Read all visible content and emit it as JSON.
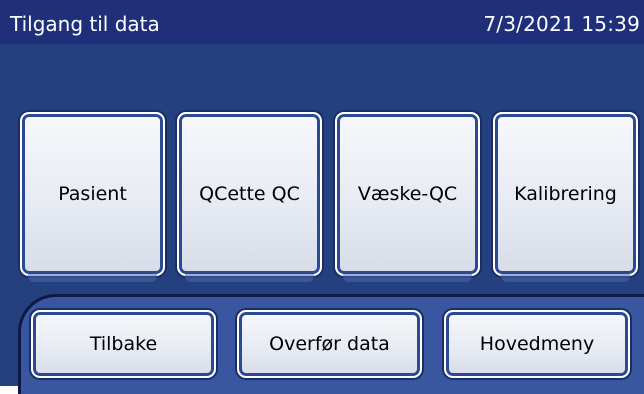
{
  "header": {
    "title": "Tilgang til data",
    "datetime": "7/3/2021 15:39"
  },
  "main_buttons": [
    {
      "label": "Pasient"
    },
    {
      "label": "QCette QC"
    },
    {
      "label": "Væske-QC"
    },
    {
      "label": "Kalibrering"
    }
  ],
  "bottom_buttons": [
    {
      "label": "Tilbake"
    },
    {
      "label": "Overfør data"
    },
    {
      "label": "Hovedmeny"
    }
  ],
  "colors": {
    "header_bg": "#1f2f7a",
    "content_bg": "#25407e",
    "bottom_bar_bg": "#3956a0",
    "button_face": "#e6eaf2"
  }
}
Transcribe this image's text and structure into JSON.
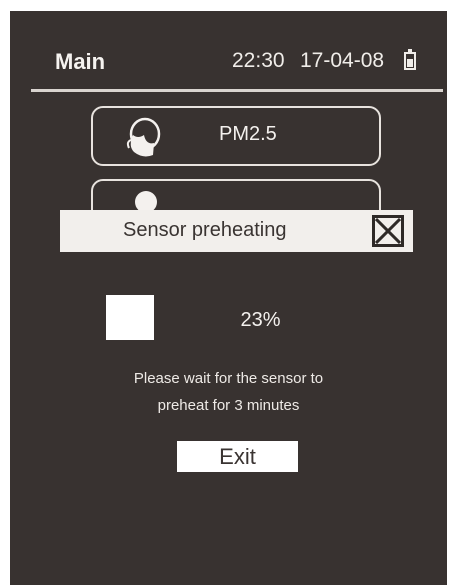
{
  "header": {
    "title": "Main",
    "time": "22:30",
    "date": "17-04-08",
    "battery_icon": "battery-icon"
  },
  "menu": {
    "items": [
      {
        "label": "PM2.5",
        "icon": "mask-icon"
      },
      {
        "label": "",
        "icon": "dot-icon"
      }
    ]
  },
  "dialog": {
    "title": "Sensor preheating",
    "close_icon": "close-icon",
    "progress_text": "23%",
    "progress_value": 0.23,
    "message_line1": "Please wait for the sensor to",
    "message_line2": "preheat for 3 minutes",
    "exit_label": "Exit"
  },
  "colors": {
    "screen_background": "#383230",
    "text": "#f4f1ee",
    "dialog_bar": "#f2efec"
  }
}
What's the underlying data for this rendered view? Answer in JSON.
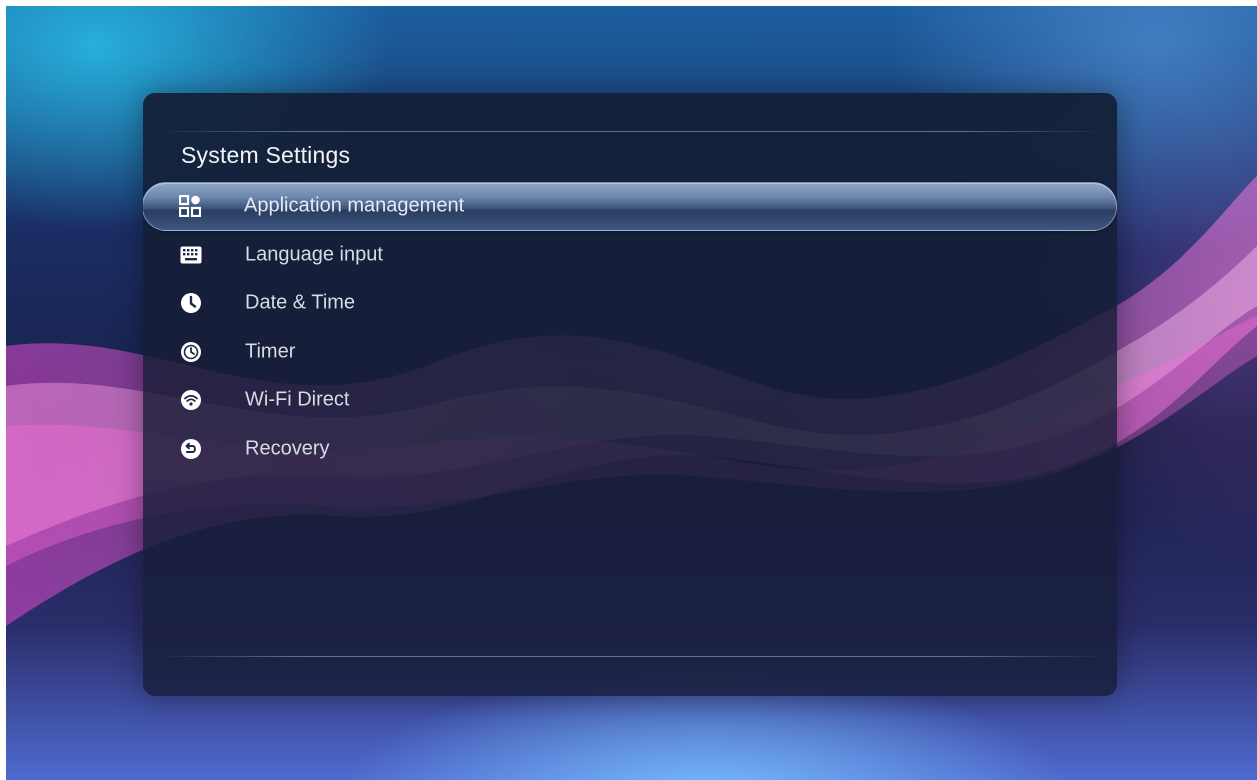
{
  "title": "System Settings",
  "menu": {
    "selected_index": 0,
    "items": [
      {
        "label": "Application management",
        "icon": "apps-grid-icon"
      },
      {
        "label": "Language input",
        "icon": "keyboard-icon"
      },
      {
        "label": "Date & Time",
        "icon": "clock-icon"
      },
      {
        "label": "Timer",
        "icon": "timer-icon"
      },
      {
        "label": "Wi-Fi Direct",
        "icon": "wifi-icon"
      },
      {
        "label": "Recovery",
        "icon": "recovery-icon"
      }
    ]
  },
  "colors": {
    "highlight": "#6d86ad",
    "title_text": "#f2f4f8",
    "item_text": "#d7dbe3"
  }
}
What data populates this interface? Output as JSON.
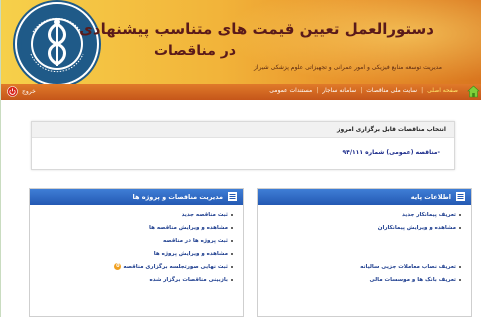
{
  "header": {
    "title_line1": "دستورالعمل تعیین قیمت های متناسب پیشنهادی",
    "title_line2": "در مناقصات",
    "subtitle": "مدیریت توسعه منابع فیزیکی و امور عمرانی و تجهیزاتی علوم پزشکی شیراز"
  },
  "nav": {
    "items": [
      {
        "label": "صفحه اصلی",
        "active": true
      },
      {
        "label": "سایت ملی مناقصات"
      },
      {
        "label": "سامانه ساجار"
      },
      {
        "label": "مستندات عمومی"
      }
    ],
    "exit_label": "خروج"
  },
  "announce": {
    "title": "انتخاب مناقصات قابل برگزاری امروز",
    "link": "-مناقصه (عمومی) شماره ۹۴/۱۱۱"
  },
  "panels": {
    "right": {
      "title": "اطلاعات پایه",
      "items": [
        "تعریف پیمانکار جدید",
        "مشاهده و ویرایش پیمانکاران",
        "",
        "تعریف نصاب معاملات جزیی سالیانه",
        "تعریف بانک ها و موسسات مالی"
      ]
    },
    "left": {
      "title": "مدیریت مناقصات و پروژه ها",
      "items": [
        "ثبت مناقصه جدید",
        "مشاهده و ویرایش مناقصه ها",
        "ثبت پروژه ها در مناقصه",
        "مشاهده و ویرایش پروژه ها",
        "ثبت نهایی صورتجلسه برگزاری مناقصه",
        "بازبینی مناقصات برگزار شده"
      ],
      "badge_value": "0"
    }
  },
  "colors": {
    "header_gradient_start": "#f6d04a",
    "header_gradient_end": "#d9761f",
    "nav_bar": "#c5561a",
    "panel_head": "#2f6cc4",
    "link_text": "#1f3f8f",
    "background": "#d8ecd0"
  },
  "icons": {
    "logo": "university-seal-logo",
    "home": "home-icon",
    "exit": "power-icon",
    "panel": "list-window-icon"
  }
}
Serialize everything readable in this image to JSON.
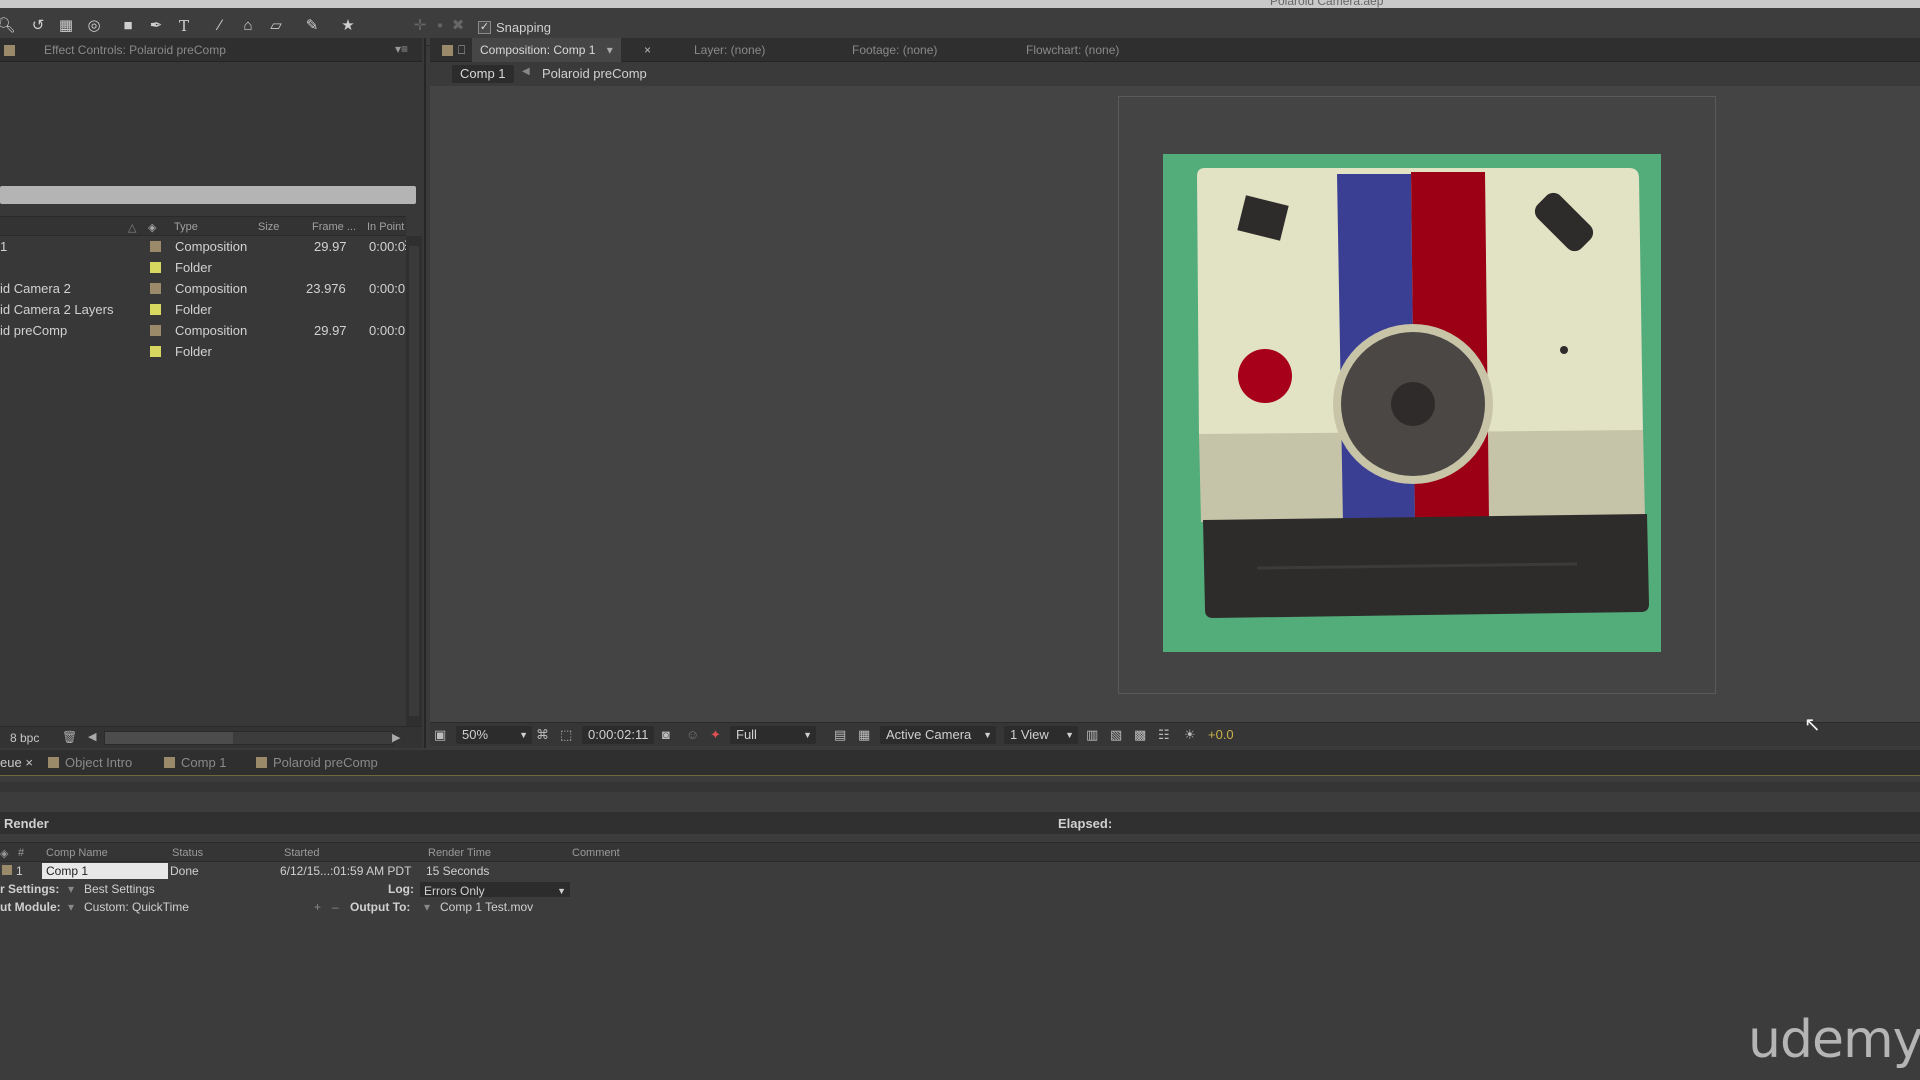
{
  "window": {
    "title": "Polaroid Camera.aep"
  },
  "toolbar": {
    "snapping_label": "Snapping",
    "snapping_checked": true,
    "tools": [
      "zoom-tool",
      "rotate-tool",
      "camera-tool",
      "pan-behind-tool",
      "rectangle-tool",
      "pen-tool",
      "type-tool",
      "brush-tool",
      "clone-stamp-tool",
      "eraser-tool",
      "roto-brush-tool",
      "puppet-tool"
    ]
  },
  "effect_controls": {
    "tab_label": "Effect Controls: Polaroid preComp"
  },
  "project": {
    "columns": [
      "Type",
      "Size",
      "Frame ...",
      "In Point"
    ],
    "rows": [
      {
        "name": "1",
        "color": "#9a8a6a",
        "type": "Composition",
        "frame_rate": "29.97",
        "in_point": "0:00:0"
      },
      {
        "name": "",
        "color": "#d8d860",
        "type": "Folder",
        "frame_rate": "",
        "in_point": ""
      },
      {
        "name": "id Camera 2",
        "color": "#9a8a6a",
        "type": "Composition",
        "frame_rate": "23.976",
        "in_point": "0:00:0"
      },
      {
        "name": "id Camera 2 Layers",
        "color": "#d8d860",
        "type": "Folder",
        "frame_rate": "",
        "in_point": ""
      },
      {
        "name": "id preComp",
        "color": "#9a8a6a",
        "type": "Composition",
        "frame_rate": "29.97",
        "in_point": "0:00:0"
      },
      {
        "name": "",
        "color": "#d8d860",
        "type": "Folder",
        "frame_rate": "",
        "in_point": ""
      }
    ],
    "bpc_label": "8 bpc"
  },
  "composition": {
    "tabs": {
      "composition": "Composition: Comp 1",
      "layer": "Layer: (none)",
      "footage": "Footage: (none)",
      "flowchart": "Flowchart: (none)"
    },
    "breadcrumb": [
      "Comp 1",
      "Polaroid preComp"
    ],
    "viewer_footer": {
      "zoom": "50%",
      "timecode": "0:00:02:11",
      "resolution": "Full",
      "camera": "Active Camera",
      "view_layout": "1 View",
      "exposure": "+0.0"
    },
    "art_colors": {
      "background": "#52ad7a",
      "body_top": "#e2e2c4",
      "body_mid": "#c6c4a8",
      "stripe_blue": "#3b3f94",
      "stripe_red": "#9c0014",
      "slot": "#2e2c2b",
      "lens_ring": "#c8c4a8",
      "lens": "#4a4745",
      "lens_center": "#2e2b2a",
      "button_red": "#a7001a"
    }
  },
  "bottom_tabs": [
    "eue",
    "Object Intro",
    "Comp 1",
    "Polaroid preComp"
  ],
  "render_queue": {
    "render_label": "Render",
    "elapsed_label": "Elapsed:",
    "columns": [
      "#",
      "Comp Name",
      "Status",
      "Started",
      "Render Time",
      "Comment"
    ],
    "item": {
      "number": "1",
      "comp_name": "Comp 1",
      "status": "Done",
      "started": "6/12/15...:01:59 AM PDT",
      "render_time": "15 Seconds"
    },
    "render_settings_label": "r Settings:",
    "render_settings_value": "Best Settings",
    "log_label": "Log:",
    "log_value": "Errors Only",
    "output_module_label": "ut Module:",
    "output_module_value": "Custom: QuickTime",
    "output_to_label": "Output To:",
    "output_to_value": "Comp 1 Test.mov"
  },
  "watermark": "udemy"
}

● Given task: Search the entries for the word "مشاهده" and pick out every line that holds it.

● Correct answer:
        "مشاهده و ویرایش پیمانکاران",
        "مشاهده و ویرایش مناقصه ها",
        "مشاهده و ویرایش پروژه ها",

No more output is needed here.